EXERCISE DETAILS:
Below is some material; set it all down exactly, apart from the pictures.

══ DATA SUPPLIED ══

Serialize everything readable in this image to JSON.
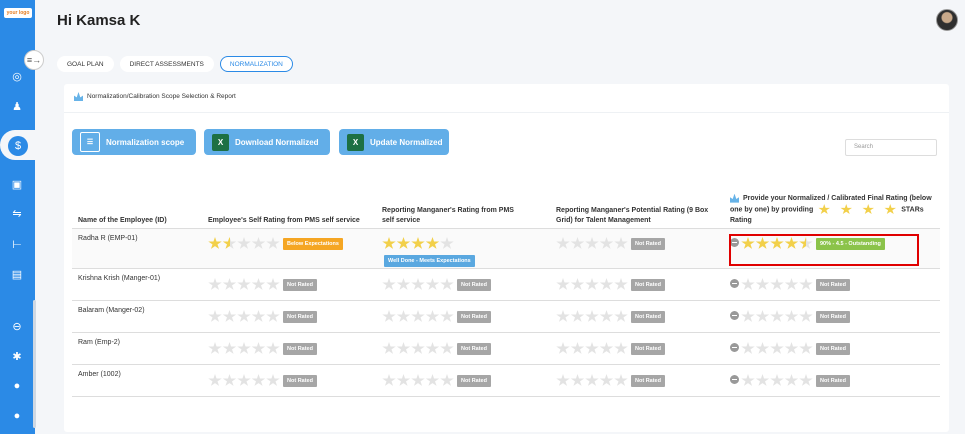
{
  "app": {
    "logo_text": "your logo"
  },
  "header": {
    "greeting": "Hi Kamsa K"
  },
  "tabs": [
    {
      "label": "GOAL PLAN",
      "active": false
    },
    {
      "label": "DIRECT ASSESSMENTS",
      "active": false
    },
    {
      "label": "NORMALIZATION",
      "active": true
    }
  ],
  "card": {
    "title": "Normalization/Calibration Scope Selection & Report",
    "buttons": {
      "scope": "Normalization scope",
      "download": "Download Normalized",
      "update": "Update Normalized"
    },
    "search_placeholder": "Search"
  },
  "table": {
    "headers": {
      "name": "Name of the Employee (ID)",
      "self": "Employee's Self Rating from PMS self service",
      "manager": "Reporting Manganer's Rating from PMS self service",
      "potential": "Reporting Manganer's Potential Rating (9 Box Grid) for Talent Management",
      "final_pre": "Provide your Normalized / Calibrated Final Rating (below one by one) by providing",
      "final_post": "STARs Rating"
    },
    "rows": [
      {
        "name": "Radha R (EMP-01)",
        "self_stars": 1.5,
        "self_badge": "Below Expectations",
        "mgr_stars": 4,
        "mgr_badge": "Well Done - Meets Expectations",
        "pot_stars": 0,
        "pot_badge": "Not Rated",
        "final_stars": 4.5,
        "final_badge": "90% - 4.5 - Outstanding"
      },
      {
        "name": "Krishna Krish (Manger-01)",
        "self_stars": 0,
        "self_badge": "Not Rated",
        "mgr_stars": 0,
        "mgr_badge": "Not Rated",
        "pot_stars": 0,
        "pot_badge": "Not Rated",
        "final_stars": 0,
        "final_badge": "Not Rated"
      },
      {
        "name": "Balaram (Manger-02)",
        "self_stars": 0,
        "self_badge": "Not Rated",
        "mgr_stars": 0,
        "mgr_badge": "Not Rated",
        "pot_stars": 0,
        "pot_badge": "Not Rated",
        "final_stars": 0,
        "final_badge": "Not Rated"
      },
      {
        "name": "Ram (Emp-2)",
        "self_stars": 0,
        "self_badge": "Not Rated",
        "mgr_stars": 0,
        "mgr_badge": "Not Rated",
        "pot_stars": 0,
        "pot_badge": "Not Rated",
        "final_stars": 0,
        "final_badge": "Not Rated"
      },
      {
        "name": "Amber (1002)",
        "self_stars": 0,
        "self_badge": "Not Rated",
        "mgr_stars": 0,
        "mgr_badge": "Not Rated",
        "pot_stars": 0,
        "pot_badge": "Not Rated",
        "final_stars": 0,
        "final_badge": "Not Rated"
      }
    ]
  },
  "colors": {
    "primary": "#2b8ae6",
    "button": "#62aee8",
    "star": "#f2d04a",
    "highlight": "#e00000"
  }
}
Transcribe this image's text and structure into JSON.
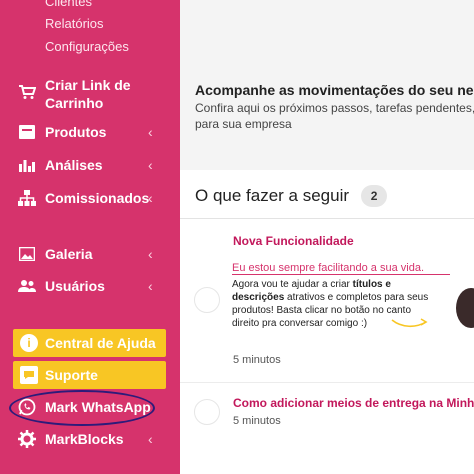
{
  "sidebar": {
    "sub_items": [
      "Clientes",
      "Relatórios",
      "Configurações"
    ],
    "cart_link": "Criar Link de Carrinho",
    "items": [
      {
        "label": "Produtos",
        "icon": "products-icon"
      },
      {
        "label": "Análises",
        "icon": "chart-icon"
      },
      {
        "label": "Comissionados",
        "icon": "hierarchy-icon"
      },
      {
        "label": "Galeria",
        "icon": "gallery-icon"
      },
      {
        "label": "Usuários",
        "icon": "users-icon"
      }
    ],
    "help_center": "Central de Ajuda",
    "support": "Suporte",
    "whatsapp": "Mark WhatsApp",
    "markblocks": "MarkBlocks"
  },
  "header": {
    "title": "Acompanhe as movimentações do seu negóc",
    "subtitle": "Confira aqui os próximos passos, tarefas pendentes, dic para sua empresa"
  },
  "tasks": {
    "heading": "O que fazer a seguir",
    "count": "2",
    "items": [
      {
        "title": "Nova Funcionalidade",
        "promo_heading": "Eu estou sempre facilitando a sua vida.",
        "promo_text_1": "Agora vou te ajudar a criar ",
        "promo_bold_1": "títulos e descrições",
        "promo_text_2": " atrativos e completos para seus produtos! Basta clicar no botão no canto direito pra conversar comigo :)",
        "meta": "5 minutos"
      },
      {
        "title": "Como adicionar meios de entrega na Minha L",
        "meta": "5 minutos"
      }
    ]
  },
  "colors": {
    "sidebar": "#d6336c",
    "yellow": "#f8c624",
    "accent": "#c2185b"
  }
}
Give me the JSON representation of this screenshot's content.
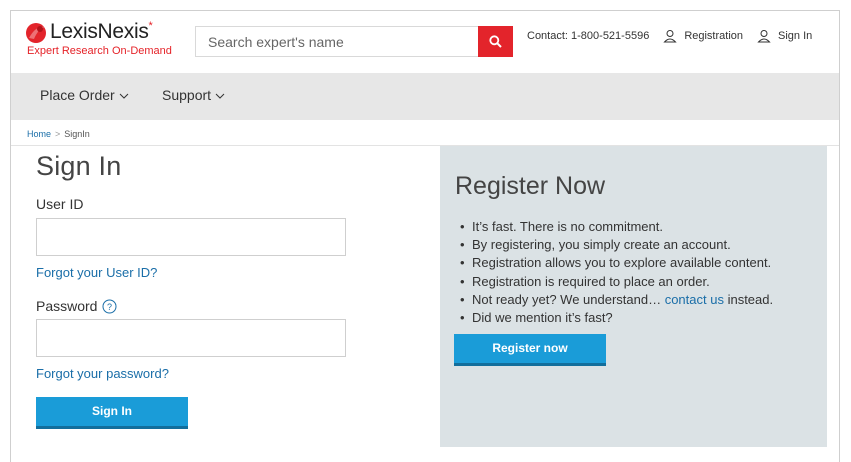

═══

ANSWER TO THIS TASK:
Serialize everything readable in this image to JSON.
{
  "app": {
    "logo_text": "your logo"
  },
  "header": {
    "greeting": "Hi Kamsa K"
  },
  "tabs": [
    {
      "label": "GOAL PLAN",
      "active": false
    },
    {
      "label": "DIRECT ASSESSMENTS",
      "active": false
    },
    {
      "label": "NORMALIZATION",
      "active": true
    }
  ],
  "card": {
    "title": "Normalization/Calibration Scope Selection & Report",
    "buttons": {
      "scope": "Normalization scope",
      "download": "Download Normalized",
      "update": "Update Normalized"
    },
    "search_placeholder": "Search"
  },
  "table": {
    "headers": {
      "name": "Name of the Employee (ID)",
      "self": "Employee's Self Rating from PMS self service",
      "manager": "Reporting Manganer's Rating from PMS self service",
      "potential": "Reporting Manganer's Potential Rating (9 Box Grid) for Talent Management",
      "final_pre": "Provide your Normalized / Calibrated Final Rating (below one by one) by providing",
      "final_post": "STARs Rating"
    },
    "rows": [
      {
        "name": "Radha R (EMP-01)",
        "self_stars": 1.5,
        "self_badge": "Below Expectations",
        "mgr_stars": 4,
        "mgr_badge": "Well Done - Meets Expectations",
        "pot_stars": 0,
        "pot_badge": "Not Rated",
        "final_stars": 4.5,
        "final_badge": "90% - 4.5 - Outstanding"
      },
      {
        "name": "Krishna Krish (Manger-01)",
        "self_stars": 0,
        "self_badge": "Not Rated",
        "mgr_stars": 0,
        "mgr_badge": "Not Rated",
        "pot_stars": 0,
        "pot_badge": "Not Rated",
        "final_stars": 0,
        "final_badge": "Not Rated"
      },
      {
        "name": "Balaram (Manger-02)",
        "self_stars": 0,
        "self_badge": "Not Rated",
        "mgr_stars": 0,
        "mgr_badge": "Not Rated",
        "pot_stars": 0,
        "pot_badge": "Not Rated",
        "final_stars": 0,
        "final_badge": "Not Rated"
      },
      {
        "name": "Ram (Emp-2)",
        "self_stars": 0,
        "self_badge": "Not Rated",
        "mgr_stars": 0,
        "mgr_badge": "Not Rated",
        "pot_stars": 0,
        "pot_badge": "Not Rated",
        "final_stars": 0,
        "final_badge": "Not Rated"
      },
      {
        "name": "Amber (1002)",
        "self_stars": 0,
        "self_badge": "Not Rated",
        "mgr_stars": 0,
        "mgr_badge": "Not Rated",
        "pot_stars": 0,
        "pot_badge": "Not Rated",
        "final_stars": 0,
        "final_badge": "Not Rated"
      }
    ]
  },
  "colors": {
    "primary": "#2b8ae6",
    "button": "#62aee8",
    "star": "#f2d04a",
    "highlight": "#e00000"
  }
}
Transcribe this image's text and structure into JSON.
{
  "sidebar": {
    "sub_items": [
      "Clientes",
      "Relatórios",
      "Configurações"
    ],
    "cart_link": "Criar Link de Carrinho",
    "items": [
      {
        "label": "Produtos",
        "icon": "products-icon"
      },
      {
        "label": "Análises",
        "icon": "chart-icon"
      },
      {
        "label": "Comissionados",
        "icon": "hierarchy-icon"
      },
      {
        "label": "Galeria",
        "icon": "gallery-icon"
      },
      {
        "label": "Usuários",
        "icon": "users-icon"
      }
    ],
    "help_center": "Central de Ajuda",
    "support": "Suporte",
    "whatsapp": "Mark WhatsApp",
    "markblocks": "MarkBlocks"
  },
  "header": {
    "title": "Acompanhe as movimentações do seu negóc",
    "subtitle": "Confira aqui os próximos passos, tarefas pendentes, dic para sua empresa"
  },
  "tasks": {
    "heading": "O que fazer a seguir",
    "count": "2",
    "items": [
      {
        "title": "Nova Funcionalidade",
        "promo_heading": "Eu estou sempre facilitando a sua vida.",
        "promo_text_1": "Agora vou te ajudar a criar ",
        "promo_bold_1": "títulos e descrições",
        "promo_text_2": " atrativos e completos para seus produtos! Basta clicar no botão no canto direito pra conversar comigo :)",
        "meta": "5 minutos"
      },
      {
        "title": "Como adicionar meios de entrega na Minha L",
        "meta": "5 minutos"
      }
    ]
  },
  "colors": {
    "sidebar": "#d6336c",
    "yellow": "#f8c624",
    "accent": "#c2185b"
  }
}
Give me the JSON representation of this screenshot's content.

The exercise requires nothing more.